# Start of Items
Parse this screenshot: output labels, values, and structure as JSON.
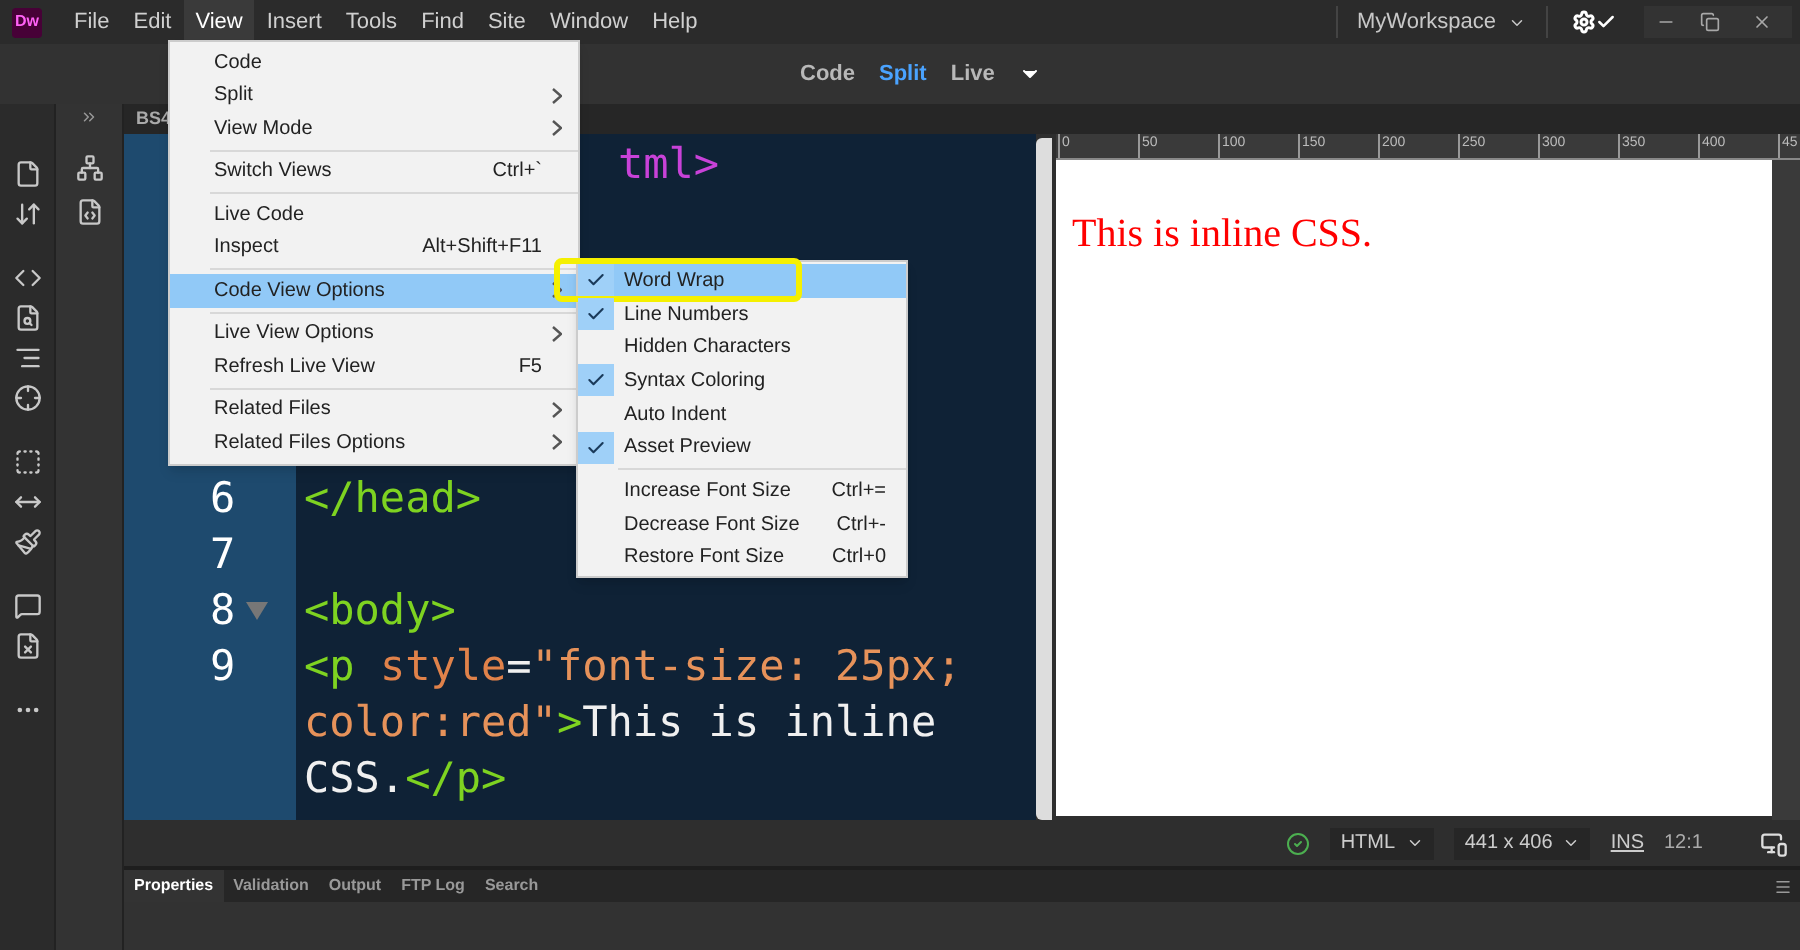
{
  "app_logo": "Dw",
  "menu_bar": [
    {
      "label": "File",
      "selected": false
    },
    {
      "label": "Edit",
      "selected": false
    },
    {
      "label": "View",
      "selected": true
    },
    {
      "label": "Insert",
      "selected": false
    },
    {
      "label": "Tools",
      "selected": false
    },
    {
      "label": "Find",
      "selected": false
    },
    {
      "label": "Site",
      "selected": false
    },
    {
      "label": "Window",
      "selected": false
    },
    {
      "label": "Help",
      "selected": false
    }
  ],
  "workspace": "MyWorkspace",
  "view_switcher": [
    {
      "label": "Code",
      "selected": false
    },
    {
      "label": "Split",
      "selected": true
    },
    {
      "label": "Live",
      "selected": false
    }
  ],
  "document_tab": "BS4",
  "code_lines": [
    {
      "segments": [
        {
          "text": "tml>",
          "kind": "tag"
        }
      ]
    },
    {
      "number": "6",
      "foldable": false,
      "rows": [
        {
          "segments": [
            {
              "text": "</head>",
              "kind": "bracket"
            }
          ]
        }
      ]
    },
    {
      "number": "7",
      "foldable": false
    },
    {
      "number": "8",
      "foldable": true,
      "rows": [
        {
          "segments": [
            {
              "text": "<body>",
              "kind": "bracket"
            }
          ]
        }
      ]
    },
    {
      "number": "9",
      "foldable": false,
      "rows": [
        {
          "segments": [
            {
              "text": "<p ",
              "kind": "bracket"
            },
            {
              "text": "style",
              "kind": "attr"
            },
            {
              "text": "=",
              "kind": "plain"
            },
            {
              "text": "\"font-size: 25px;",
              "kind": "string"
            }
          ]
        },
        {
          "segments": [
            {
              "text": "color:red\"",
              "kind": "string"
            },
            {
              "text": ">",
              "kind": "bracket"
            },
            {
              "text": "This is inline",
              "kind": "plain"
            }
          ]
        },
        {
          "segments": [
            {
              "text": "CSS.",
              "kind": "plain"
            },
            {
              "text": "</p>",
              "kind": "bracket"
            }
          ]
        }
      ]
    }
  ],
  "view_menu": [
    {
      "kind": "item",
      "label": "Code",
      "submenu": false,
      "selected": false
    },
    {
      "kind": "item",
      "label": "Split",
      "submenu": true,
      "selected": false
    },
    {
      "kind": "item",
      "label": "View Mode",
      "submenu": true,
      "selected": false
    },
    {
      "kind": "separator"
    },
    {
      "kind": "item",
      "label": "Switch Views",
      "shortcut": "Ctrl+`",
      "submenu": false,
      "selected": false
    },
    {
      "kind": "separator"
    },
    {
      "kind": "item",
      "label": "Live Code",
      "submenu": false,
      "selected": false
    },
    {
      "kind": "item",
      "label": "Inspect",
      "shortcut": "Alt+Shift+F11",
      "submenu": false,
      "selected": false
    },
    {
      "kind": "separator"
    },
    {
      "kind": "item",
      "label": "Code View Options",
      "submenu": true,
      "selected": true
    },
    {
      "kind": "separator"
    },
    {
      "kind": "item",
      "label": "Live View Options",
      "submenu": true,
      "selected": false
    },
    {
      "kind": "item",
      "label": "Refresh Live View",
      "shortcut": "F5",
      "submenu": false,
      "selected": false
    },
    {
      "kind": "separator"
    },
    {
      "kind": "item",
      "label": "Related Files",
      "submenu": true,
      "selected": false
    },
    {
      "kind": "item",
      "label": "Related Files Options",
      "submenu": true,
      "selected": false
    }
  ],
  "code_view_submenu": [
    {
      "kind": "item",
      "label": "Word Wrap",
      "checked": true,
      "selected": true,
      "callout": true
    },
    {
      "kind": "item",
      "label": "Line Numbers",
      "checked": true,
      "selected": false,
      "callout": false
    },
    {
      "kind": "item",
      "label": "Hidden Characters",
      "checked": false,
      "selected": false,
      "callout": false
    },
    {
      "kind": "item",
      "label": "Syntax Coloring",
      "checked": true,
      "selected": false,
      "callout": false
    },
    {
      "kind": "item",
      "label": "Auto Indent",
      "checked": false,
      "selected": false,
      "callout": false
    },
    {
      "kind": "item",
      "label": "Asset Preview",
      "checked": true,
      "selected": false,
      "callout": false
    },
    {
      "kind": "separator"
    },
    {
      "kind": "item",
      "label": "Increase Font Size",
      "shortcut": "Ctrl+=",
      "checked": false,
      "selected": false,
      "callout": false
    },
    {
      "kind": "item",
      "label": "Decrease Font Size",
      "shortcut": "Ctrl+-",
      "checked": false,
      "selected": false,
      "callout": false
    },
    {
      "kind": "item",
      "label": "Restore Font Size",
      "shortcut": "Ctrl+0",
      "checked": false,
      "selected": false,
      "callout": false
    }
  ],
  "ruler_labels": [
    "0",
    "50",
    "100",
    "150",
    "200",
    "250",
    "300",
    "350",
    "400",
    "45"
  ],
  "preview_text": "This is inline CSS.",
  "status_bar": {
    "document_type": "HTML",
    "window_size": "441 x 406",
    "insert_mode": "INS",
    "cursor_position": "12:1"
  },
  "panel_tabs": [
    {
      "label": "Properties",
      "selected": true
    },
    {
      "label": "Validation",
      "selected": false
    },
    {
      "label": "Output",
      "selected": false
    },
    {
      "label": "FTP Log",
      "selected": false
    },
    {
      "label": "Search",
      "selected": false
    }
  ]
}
# End of Items
# Start of Items
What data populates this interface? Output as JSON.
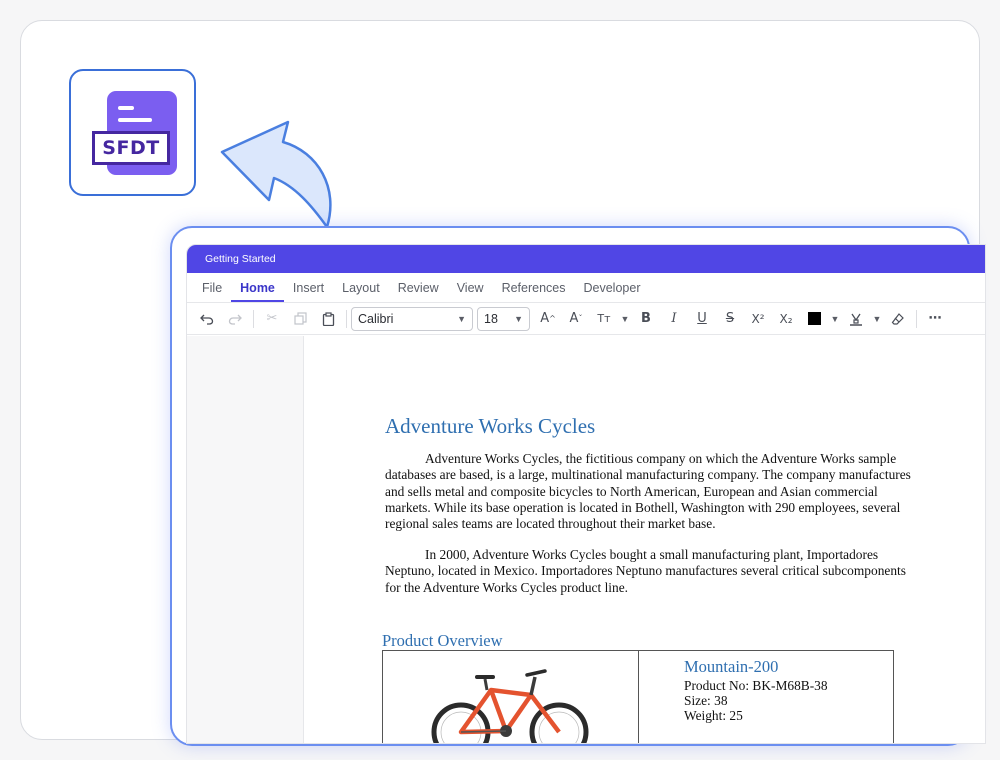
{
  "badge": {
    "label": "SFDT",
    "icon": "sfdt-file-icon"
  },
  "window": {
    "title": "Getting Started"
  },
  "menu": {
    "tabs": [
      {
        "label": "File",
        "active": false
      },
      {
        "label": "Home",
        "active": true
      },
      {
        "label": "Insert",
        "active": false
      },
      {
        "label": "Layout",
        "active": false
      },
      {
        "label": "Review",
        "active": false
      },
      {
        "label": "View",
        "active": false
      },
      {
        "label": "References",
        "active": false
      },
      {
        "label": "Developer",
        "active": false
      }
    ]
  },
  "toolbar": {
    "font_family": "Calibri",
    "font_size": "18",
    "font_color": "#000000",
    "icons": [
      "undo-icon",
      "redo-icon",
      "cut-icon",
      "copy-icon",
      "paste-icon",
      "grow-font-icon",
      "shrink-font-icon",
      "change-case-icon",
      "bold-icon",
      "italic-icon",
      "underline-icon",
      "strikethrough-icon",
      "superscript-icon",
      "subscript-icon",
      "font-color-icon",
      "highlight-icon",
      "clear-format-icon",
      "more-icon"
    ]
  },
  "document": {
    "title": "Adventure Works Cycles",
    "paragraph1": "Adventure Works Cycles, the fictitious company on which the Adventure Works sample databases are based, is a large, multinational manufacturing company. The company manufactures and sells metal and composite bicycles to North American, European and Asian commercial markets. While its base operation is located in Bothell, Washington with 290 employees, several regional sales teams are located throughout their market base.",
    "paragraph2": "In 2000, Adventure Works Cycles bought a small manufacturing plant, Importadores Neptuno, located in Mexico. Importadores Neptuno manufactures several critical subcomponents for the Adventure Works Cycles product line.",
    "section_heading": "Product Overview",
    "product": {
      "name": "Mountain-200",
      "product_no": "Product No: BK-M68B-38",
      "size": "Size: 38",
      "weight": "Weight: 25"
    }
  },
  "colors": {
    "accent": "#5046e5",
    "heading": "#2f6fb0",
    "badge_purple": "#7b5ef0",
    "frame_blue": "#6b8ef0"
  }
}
# End of Items
Written problem: Working from the entries above, return all lines that contain "located".

Response to the exercise:
    "paragraph1": "Adventure Works Cycles, the fictitious company on which the Adventure Works sample databases are based, is a large, multinational manufacturing company. The company manufactures and sells metal and composite bicycles to North American, European and Asian commercial markets. While its base operation is located in Bothell, Washington with 290 employees, several regional sales teams are located throughout their market base.",
    "paragraph2": "In 2000, Adventure Works Cycles bought a small manufacturing plant, Importadores Neptuno, located in Mexico. Importadores Neptuno manufactures several critical subcomponents for the Adventure Works Cycles product line.",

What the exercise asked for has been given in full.